#### RECORDS SUPPLIED:
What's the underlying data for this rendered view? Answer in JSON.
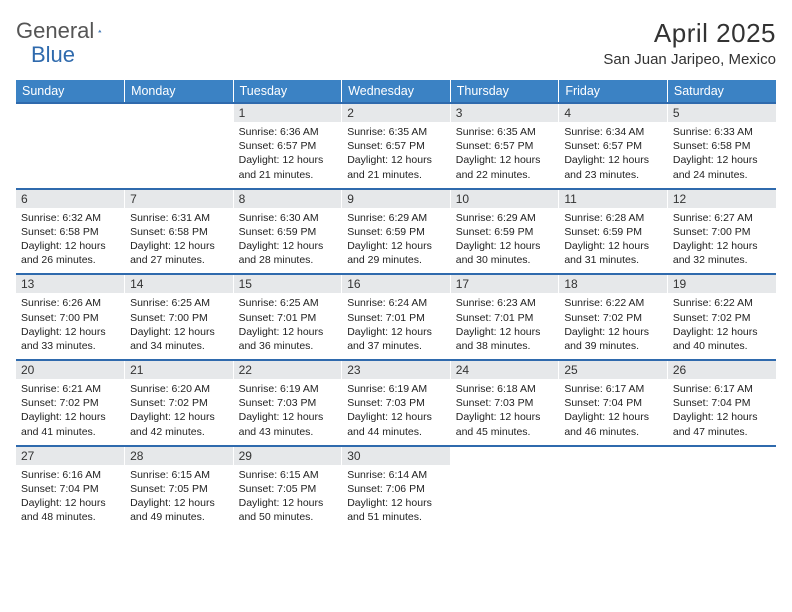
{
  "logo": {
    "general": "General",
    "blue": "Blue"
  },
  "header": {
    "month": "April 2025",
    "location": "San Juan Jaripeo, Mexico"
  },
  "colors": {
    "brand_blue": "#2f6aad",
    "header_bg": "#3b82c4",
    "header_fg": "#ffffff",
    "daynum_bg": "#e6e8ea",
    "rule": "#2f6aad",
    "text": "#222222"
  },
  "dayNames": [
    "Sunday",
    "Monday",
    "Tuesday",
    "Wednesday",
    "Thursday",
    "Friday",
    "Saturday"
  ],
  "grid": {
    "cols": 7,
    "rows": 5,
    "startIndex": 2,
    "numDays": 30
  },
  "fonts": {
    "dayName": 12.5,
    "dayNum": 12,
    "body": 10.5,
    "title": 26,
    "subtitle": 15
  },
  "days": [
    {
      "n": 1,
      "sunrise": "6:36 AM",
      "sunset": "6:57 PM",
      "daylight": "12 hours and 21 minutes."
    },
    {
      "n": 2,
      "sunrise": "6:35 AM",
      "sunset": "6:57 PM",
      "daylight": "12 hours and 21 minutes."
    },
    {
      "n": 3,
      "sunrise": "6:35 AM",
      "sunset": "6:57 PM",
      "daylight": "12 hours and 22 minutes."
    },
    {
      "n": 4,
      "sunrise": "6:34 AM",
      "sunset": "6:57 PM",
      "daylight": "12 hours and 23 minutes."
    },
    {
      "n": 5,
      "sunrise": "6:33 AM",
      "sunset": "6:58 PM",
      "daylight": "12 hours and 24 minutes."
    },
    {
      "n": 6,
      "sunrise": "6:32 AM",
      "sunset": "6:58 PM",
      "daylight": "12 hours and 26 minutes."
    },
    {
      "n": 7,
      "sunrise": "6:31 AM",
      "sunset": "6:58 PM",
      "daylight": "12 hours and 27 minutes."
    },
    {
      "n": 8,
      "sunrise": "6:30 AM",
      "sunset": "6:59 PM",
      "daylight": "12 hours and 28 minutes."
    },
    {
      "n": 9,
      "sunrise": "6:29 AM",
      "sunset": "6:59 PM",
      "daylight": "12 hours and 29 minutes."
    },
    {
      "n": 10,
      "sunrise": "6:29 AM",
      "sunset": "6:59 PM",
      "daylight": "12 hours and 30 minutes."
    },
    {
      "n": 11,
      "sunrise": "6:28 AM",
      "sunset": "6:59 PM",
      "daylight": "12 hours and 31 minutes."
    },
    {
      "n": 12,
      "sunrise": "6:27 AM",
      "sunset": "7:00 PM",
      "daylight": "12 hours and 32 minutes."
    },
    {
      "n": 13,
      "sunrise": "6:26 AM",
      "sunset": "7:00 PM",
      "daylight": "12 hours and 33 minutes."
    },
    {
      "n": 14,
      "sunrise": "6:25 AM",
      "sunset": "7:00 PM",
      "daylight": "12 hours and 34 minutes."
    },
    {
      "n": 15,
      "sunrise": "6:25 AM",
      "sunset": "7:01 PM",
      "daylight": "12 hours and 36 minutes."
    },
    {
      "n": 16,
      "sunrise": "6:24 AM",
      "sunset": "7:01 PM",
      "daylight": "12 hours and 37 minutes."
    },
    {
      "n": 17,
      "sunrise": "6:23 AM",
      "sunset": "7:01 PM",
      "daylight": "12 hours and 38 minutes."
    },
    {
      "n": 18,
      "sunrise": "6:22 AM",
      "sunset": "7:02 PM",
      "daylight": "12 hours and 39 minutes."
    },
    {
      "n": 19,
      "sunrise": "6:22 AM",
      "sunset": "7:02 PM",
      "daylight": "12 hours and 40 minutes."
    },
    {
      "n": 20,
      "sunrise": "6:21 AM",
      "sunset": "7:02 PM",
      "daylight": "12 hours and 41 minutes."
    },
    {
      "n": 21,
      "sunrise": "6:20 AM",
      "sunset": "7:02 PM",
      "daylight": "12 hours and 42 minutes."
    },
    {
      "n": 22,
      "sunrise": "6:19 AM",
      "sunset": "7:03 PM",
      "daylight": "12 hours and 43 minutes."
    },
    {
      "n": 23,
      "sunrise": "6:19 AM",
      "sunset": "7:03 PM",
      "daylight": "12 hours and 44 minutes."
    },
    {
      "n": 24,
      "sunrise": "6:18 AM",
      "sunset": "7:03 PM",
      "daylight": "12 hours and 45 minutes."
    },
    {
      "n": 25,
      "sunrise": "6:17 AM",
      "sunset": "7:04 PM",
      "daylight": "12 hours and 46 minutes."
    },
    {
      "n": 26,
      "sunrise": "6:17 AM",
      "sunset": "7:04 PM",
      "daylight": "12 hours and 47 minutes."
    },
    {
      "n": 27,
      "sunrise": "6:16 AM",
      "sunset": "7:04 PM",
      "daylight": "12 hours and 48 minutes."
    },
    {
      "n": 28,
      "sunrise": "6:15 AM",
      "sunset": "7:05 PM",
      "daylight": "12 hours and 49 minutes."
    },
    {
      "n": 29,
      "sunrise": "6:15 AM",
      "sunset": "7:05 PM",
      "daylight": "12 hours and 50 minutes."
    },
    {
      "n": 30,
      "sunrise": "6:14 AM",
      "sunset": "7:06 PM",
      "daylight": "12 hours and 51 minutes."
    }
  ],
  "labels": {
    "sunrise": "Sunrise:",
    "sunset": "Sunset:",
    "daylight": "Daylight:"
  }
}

==

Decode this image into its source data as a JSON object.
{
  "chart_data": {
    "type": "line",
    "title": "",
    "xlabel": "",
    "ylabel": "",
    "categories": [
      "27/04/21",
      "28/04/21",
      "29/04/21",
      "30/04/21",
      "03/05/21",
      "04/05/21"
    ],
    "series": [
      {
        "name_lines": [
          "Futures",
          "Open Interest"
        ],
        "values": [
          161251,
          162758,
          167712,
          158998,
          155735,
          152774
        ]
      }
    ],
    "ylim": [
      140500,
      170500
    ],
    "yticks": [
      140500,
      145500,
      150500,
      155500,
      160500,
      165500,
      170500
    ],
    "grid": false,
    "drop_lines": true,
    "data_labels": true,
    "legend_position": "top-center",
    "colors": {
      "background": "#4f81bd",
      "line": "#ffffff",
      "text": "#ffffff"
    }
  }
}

* * *

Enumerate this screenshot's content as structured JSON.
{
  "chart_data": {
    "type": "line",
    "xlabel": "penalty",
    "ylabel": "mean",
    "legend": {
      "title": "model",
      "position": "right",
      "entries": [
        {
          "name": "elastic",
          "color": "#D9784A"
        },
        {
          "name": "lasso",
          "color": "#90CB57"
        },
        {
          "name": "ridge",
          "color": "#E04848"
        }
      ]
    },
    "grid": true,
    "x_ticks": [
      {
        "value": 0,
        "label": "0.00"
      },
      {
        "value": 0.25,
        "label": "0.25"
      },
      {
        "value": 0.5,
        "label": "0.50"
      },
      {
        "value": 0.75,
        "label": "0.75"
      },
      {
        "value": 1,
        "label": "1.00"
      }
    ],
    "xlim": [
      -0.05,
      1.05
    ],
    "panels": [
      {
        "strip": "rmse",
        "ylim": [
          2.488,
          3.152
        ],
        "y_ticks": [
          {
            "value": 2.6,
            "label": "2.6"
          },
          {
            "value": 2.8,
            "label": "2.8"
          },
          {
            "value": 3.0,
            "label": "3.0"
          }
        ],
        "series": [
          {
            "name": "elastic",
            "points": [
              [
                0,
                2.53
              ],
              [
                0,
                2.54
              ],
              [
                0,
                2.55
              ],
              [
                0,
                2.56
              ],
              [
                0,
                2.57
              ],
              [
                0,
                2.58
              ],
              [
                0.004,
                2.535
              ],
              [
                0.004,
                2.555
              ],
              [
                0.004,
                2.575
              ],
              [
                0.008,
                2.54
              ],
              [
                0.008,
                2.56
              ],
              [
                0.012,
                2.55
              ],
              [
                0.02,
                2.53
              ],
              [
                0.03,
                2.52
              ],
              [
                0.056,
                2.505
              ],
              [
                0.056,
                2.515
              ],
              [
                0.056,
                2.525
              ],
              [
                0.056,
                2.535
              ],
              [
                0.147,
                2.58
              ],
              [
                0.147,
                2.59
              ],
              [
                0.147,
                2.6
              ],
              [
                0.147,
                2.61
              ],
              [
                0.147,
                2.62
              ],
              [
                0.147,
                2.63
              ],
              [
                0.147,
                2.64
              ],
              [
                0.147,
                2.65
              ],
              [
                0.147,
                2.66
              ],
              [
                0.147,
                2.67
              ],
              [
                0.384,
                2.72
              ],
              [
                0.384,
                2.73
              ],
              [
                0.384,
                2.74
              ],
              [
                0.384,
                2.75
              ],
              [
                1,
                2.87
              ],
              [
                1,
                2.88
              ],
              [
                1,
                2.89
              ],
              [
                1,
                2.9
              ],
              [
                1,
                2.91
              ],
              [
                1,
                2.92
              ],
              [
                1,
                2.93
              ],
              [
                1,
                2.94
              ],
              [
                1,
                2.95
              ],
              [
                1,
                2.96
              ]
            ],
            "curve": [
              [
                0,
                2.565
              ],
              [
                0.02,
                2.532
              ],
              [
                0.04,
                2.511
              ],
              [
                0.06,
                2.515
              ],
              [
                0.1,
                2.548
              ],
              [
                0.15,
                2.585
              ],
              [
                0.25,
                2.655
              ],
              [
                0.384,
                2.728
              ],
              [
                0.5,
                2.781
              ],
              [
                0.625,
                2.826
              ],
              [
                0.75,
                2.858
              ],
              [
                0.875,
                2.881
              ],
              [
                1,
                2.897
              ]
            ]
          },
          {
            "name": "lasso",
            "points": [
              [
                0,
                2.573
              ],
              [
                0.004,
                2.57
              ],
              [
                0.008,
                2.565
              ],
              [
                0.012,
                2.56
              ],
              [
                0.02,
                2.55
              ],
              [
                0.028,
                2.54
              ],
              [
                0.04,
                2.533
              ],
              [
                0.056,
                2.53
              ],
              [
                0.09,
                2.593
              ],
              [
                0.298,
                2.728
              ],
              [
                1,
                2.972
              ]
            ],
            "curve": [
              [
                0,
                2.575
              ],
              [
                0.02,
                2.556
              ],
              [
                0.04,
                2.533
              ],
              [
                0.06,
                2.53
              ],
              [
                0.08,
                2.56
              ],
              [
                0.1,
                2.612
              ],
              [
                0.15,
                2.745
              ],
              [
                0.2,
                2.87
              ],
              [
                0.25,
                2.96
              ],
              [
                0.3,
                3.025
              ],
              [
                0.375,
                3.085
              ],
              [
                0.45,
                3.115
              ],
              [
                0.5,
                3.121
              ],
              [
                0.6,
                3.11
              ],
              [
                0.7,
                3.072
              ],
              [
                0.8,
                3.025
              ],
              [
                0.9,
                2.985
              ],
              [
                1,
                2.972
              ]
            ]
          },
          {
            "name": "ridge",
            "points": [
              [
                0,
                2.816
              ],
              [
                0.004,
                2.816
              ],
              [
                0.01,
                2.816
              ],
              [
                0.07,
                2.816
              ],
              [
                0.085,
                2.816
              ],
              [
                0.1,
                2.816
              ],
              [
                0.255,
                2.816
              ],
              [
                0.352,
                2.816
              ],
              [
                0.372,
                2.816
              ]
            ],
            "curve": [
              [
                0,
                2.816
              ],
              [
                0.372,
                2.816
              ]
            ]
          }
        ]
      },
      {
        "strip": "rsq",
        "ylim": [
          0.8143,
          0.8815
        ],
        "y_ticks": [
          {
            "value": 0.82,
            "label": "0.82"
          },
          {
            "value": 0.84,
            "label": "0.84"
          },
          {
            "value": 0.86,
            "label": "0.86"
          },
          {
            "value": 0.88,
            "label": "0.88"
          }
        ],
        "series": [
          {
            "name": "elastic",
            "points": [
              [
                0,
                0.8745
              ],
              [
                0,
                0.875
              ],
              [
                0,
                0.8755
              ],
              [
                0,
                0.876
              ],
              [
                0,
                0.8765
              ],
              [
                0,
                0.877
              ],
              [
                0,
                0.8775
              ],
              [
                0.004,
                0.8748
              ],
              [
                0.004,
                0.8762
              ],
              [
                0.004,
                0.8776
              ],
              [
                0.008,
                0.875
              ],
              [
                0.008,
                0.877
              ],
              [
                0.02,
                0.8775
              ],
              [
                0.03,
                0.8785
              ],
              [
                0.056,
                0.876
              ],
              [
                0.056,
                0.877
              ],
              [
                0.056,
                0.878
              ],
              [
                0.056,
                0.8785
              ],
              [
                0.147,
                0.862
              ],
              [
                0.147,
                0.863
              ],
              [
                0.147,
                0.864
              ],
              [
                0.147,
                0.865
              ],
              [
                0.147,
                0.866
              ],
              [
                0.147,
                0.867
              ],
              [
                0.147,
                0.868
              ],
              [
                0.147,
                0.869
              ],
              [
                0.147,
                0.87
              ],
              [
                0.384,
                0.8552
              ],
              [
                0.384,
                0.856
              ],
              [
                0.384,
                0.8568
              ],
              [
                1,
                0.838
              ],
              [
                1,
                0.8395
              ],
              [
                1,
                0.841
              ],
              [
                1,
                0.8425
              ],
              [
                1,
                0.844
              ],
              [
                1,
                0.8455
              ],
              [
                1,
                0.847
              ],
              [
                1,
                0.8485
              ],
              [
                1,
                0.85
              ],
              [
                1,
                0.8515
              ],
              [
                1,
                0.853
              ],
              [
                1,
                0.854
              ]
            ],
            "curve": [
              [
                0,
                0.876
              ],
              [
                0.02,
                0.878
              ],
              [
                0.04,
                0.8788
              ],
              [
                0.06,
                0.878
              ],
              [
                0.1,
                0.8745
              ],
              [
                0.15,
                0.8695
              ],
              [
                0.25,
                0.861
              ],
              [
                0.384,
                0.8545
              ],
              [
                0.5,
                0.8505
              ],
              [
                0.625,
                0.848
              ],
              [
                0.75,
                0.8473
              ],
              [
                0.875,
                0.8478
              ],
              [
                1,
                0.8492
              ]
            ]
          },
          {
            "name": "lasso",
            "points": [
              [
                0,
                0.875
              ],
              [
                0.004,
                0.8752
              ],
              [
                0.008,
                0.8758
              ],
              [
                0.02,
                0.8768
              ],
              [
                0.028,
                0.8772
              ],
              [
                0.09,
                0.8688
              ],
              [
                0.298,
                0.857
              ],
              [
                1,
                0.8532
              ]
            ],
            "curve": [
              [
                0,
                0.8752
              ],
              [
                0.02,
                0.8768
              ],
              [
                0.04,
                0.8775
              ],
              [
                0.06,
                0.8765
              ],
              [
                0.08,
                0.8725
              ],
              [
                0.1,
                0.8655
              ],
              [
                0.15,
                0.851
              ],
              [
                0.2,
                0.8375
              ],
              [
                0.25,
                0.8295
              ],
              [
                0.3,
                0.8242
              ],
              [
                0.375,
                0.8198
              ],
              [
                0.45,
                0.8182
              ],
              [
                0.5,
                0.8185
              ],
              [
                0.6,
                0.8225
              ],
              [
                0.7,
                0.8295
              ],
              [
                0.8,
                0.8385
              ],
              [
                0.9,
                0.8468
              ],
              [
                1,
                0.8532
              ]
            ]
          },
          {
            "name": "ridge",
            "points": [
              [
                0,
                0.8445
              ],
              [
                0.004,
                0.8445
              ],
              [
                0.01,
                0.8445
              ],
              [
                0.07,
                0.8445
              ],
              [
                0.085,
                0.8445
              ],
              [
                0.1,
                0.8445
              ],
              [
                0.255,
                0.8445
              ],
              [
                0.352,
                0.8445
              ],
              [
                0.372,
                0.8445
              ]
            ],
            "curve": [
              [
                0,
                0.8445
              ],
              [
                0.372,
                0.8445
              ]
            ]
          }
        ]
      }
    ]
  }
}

#### WHAT IS EXPECTED:
In the material above, tally every line with the string "true" in it, then give that number alone.

#### RESPONSE BELOW:
3